§ Work required
Reproduce every line, starting at the one that contains "Give me a plain-text" and ending at the last line of the data, exactly as it stands; pictures are omitted.

§ The data
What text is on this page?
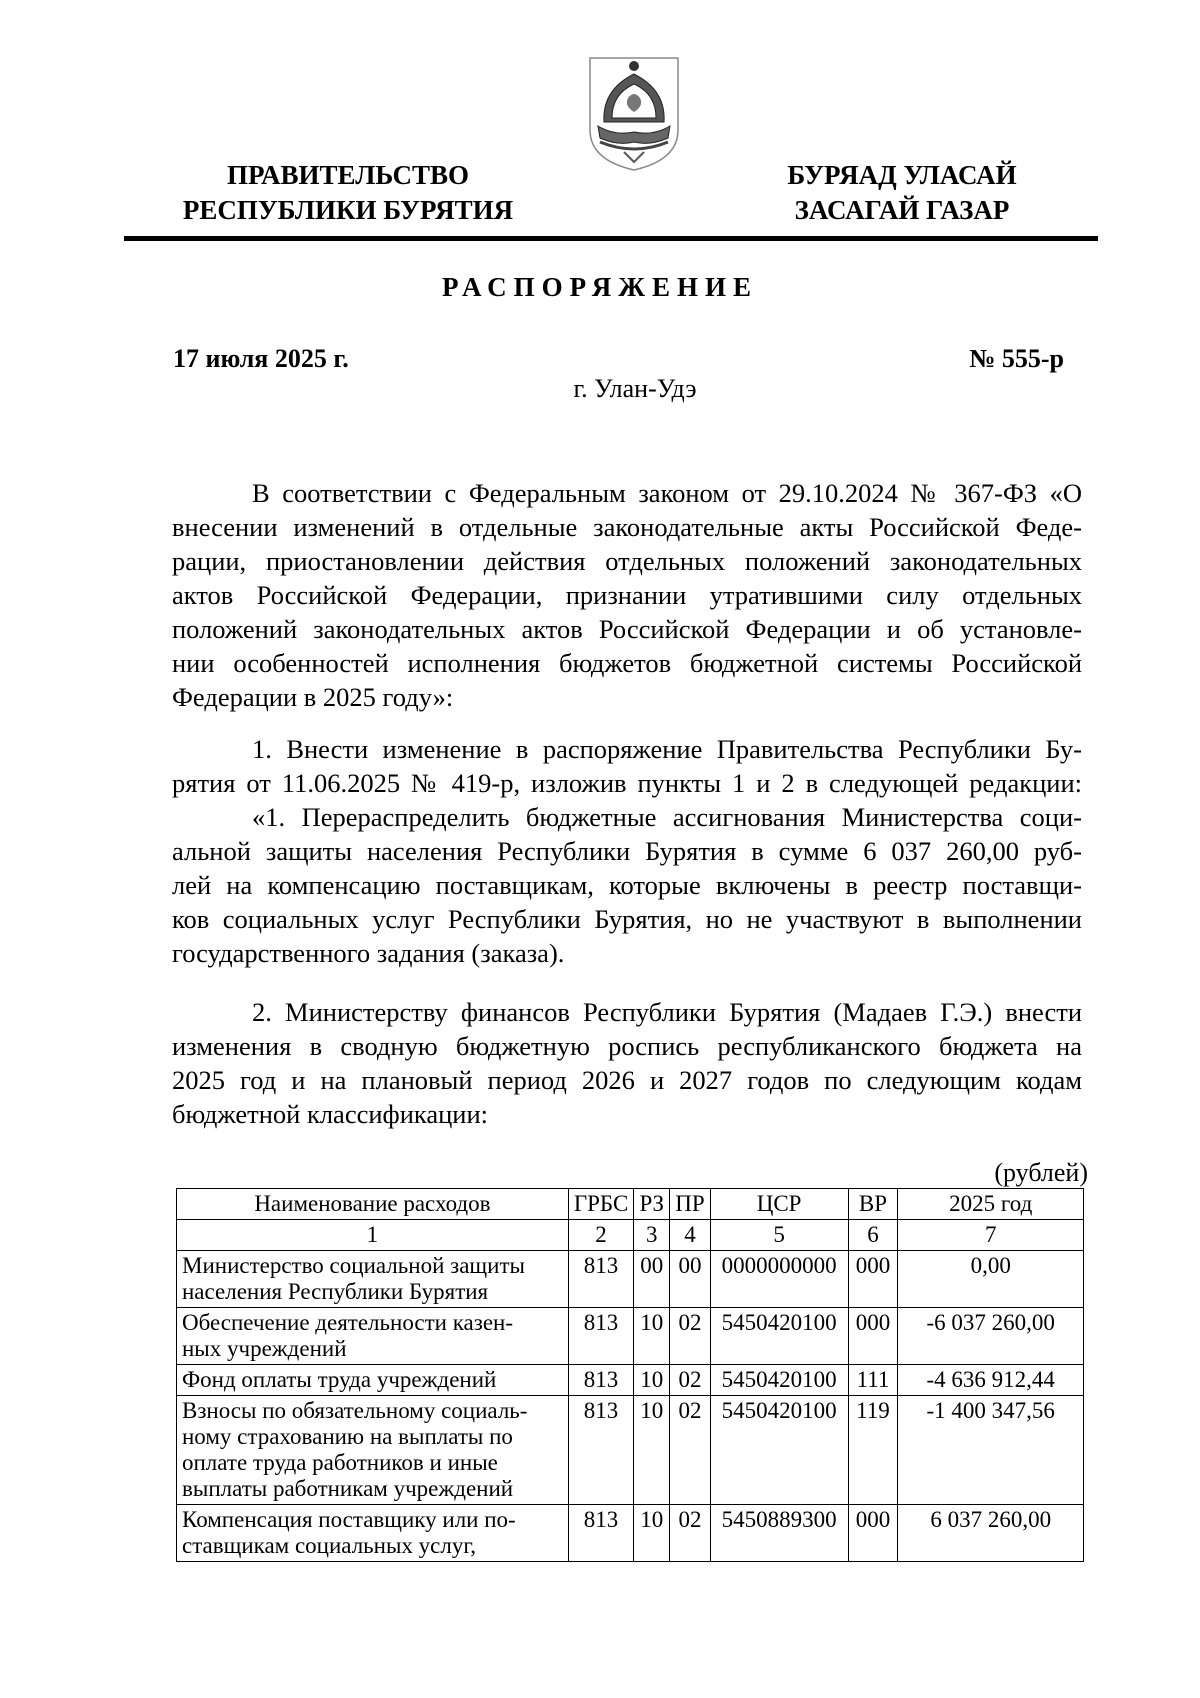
ПРАВИТЕЛЬСТВО
РЕСПУБЛИКИ БУРЯТИЯ
БУРЯАД УЛАСАЙ
ЗАСАГАЙ ГАЗАР
РАСПОРЯЖЕНИЕ
17 июля 2025 г.	№ 555-р
г. Улан-Удэ
В соответствии с Федеральным законом от 29.10.2024 № 367-ФЗ «О
внесении изменений в отдельные законодательные акты Российской Феде-
рации, приостановлении действия отдельных положений законодательных
актов Российской Федерации, признании утратившими силу отдельных
положений законодательных актов Российской Федерации и об установле-
нии особенностей исполнения бюджетов бюджетной системы Российской
Федерации в 2025 году»:
1. Внести изменение в распоряжение Правительства Республики Бу-
рятия от 11.06.2025 № 419-р, изложив пункты 1 и 2 в следующей редакции:
«1. Перераспределить бюджетные ассигнования Министерства соци-
альной защиты населения Республики Бурятия в сумме 6 037 260,00 руб-
лей на компенсацию поставщикам, которые включены в реестр поставщи-
ков социальных услуг Республики Бурятия, но не участвуют в выполнении
государственного задания (заказа).
2. Министерству финансов Республики Бурятия (Мадаев Г.Э.) внести
изменения в сводную бюджетную роспись республиканского бюджета на
2025 год и на плановый период 2026 и 2027 годов по следующим кодам
бюджетной классификации:
(рублей)
Наименование расходов	ГРБС	РЗ	ПР	ЦСР	ВР	2025 год
1	2	3	4	5	6	7

Министерство социальной защиты
населения Республики Бурятия	813	00	00	0000000000	000	0,00

Обеспечение деятельности казен-
ных учреждений	813	10	02	5450420100	000	-6 037 260,00

Фонд оплаты труда учреждений	813	10	02	5450420100	111	-4 636 912,44

Взносы по обязательному социаль-
ному страхованию на выплаты по
оплате труда работников и иные
выплаты работникам учреждений	813	10	02	5450420100	119	-1 400 347,56

Компенсация поставщику или по-
ставщикам социальных услуг,	813	10	02	5450889300	000	6 037 260,00
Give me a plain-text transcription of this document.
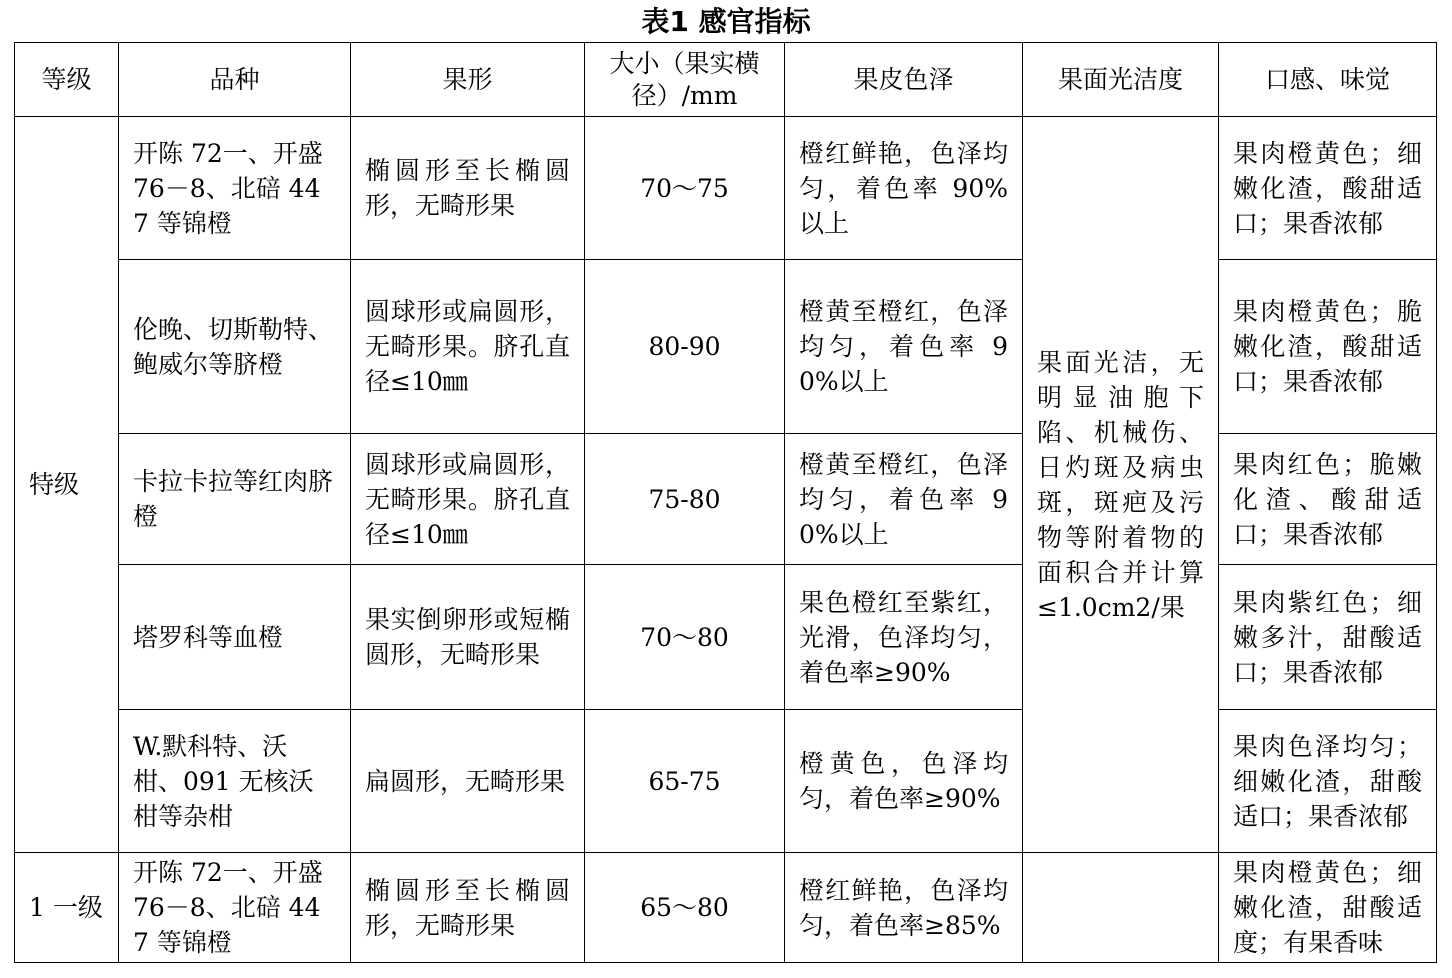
表1 感官指标
等级	品种	果形	大小（果实横径）/mm	果皮色泽	果面光洁度	口感、味觉
特级	开陈 72一、开盛 76－8、北碚 447 等锦橙	椭圆形至长椭圆形，无畸形果	70～75	橙红鲜艳，色泽均匀，着色率 90%以上	果面光洁，无明显油胞下陷、机械伤、日灼斑及病虫斑，斑疤及污物等附着物的面积合并计算≤1.0cm2/果	果肉橙黄色；细嫩化渣，酸甜适口；果香浓郁
	伦晚、切斯勒特、鲍威尔等脐橙	圆球形或扁圆形，无畸形果。脐孔直径≤10㎜	80-90	橙黄至橙红，色泽均匀，着色率 90%以上		果肉橙黄色；脆嫩化渣，酸甜适口；果香浓郁
	卡拉卡拉等红肉脐橙	圆球形或扁圆形，无畸形果。脐孔直径≤10㎜	75-80	橙黄至橙红，色泽均匀，着色率 90%以上		果肉红色；脆嫩化渣、酸甜适口；果香浓郁
	塔罗科等血橙	果实倒卵形或短椭圆形，无畸形果	70～80	果色橙红至紫红，光滑，色泽均匀，着色率≥90%		果肉紫红色；细嫩多汁，甜酸适口；果香浓郁
	W.默科特、沃柑、091 无核沃柑等杂柑	扁圆形，无畸形果	65-75	橙黄色，色泽均匀，着色率≥90%		果肉色泽均匀；细嫩化渣，甜酸适口；果香浓郁
1 一级	开陈 72一、开盛 76－8、北碚 447 等锦橙	椭圆形至长椭圆形，无畸形果	65～80	橙红鲜艳，色泽均匀，着色率≥85%		果肉橙黄色；细嫩化渣，甜酸适度；有果香味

§ Reply to the task
Give me a plain-text transcription of this document.
表1 感官指标
等级	品种	果形	大小（果实横径）/mm	果皮色泽	果面光洁度	口感、味觉
特级	开陈 72一、开盛 76－8、北碚 447 等锦橙	椭圆形至长椭圆形，无畸形果	70～75	橙红鲜艳，色泽均匀，着色率 90%以上	果面光洁，无明显油胞下陷、机械伤、日灼斑及病虫斑，斑疤及污物等附着物的面积合并计算≤1.0cm2/果	果肉橙黄色；细嫩化渣，酸甜适口；果香浓郁
	伦晚、切斯勒特、鲍威尔等脐橙	圆球形或扁圆形，无畸形果。脐孔直径≤10㎜	80-90	橙黄至橙红，色泽均匀，着色率 90%以上		果肉橙黄色；脆嫩化渣，酸甜适口；果香浓郁
	卡拉卡拉等红肉脐橙	圆球形或扁圆形，无畸形果。脐孔直径≤10㎜	75-80	橙黄至橙红，色泽均匀，着色率 90%以上		果肉红色；脆嫩化渣、酸甜适口；果香浓郁
	塔罗科等血橙	果实倒卵形或短椭圆形，无畸形果	70～80	果色橙红至紫红，光滑，色泽均匀，着色率≥90%		果肉紫红色；细嫩多汁，甜酸适口；果香浓郁
	W.默科特、沃柑、091 无核沃柑等杂柑	扁圆形，无畸形果	65-75	橙黄色，色泽均匀，着色率≥90%		果肉色泽均匀；细嫩化渣，甜酸适口；果香浓郁
1 一级	开陈 72一、开盛 76－8、北碚 447 等锦橙	椭圆形至长椭圆形，无畸形果	65～80	橙红鲜艳，色泽均匀，着色率≥85%		果肉橙黄色；细嫩化渣，甜酸适度；有果香味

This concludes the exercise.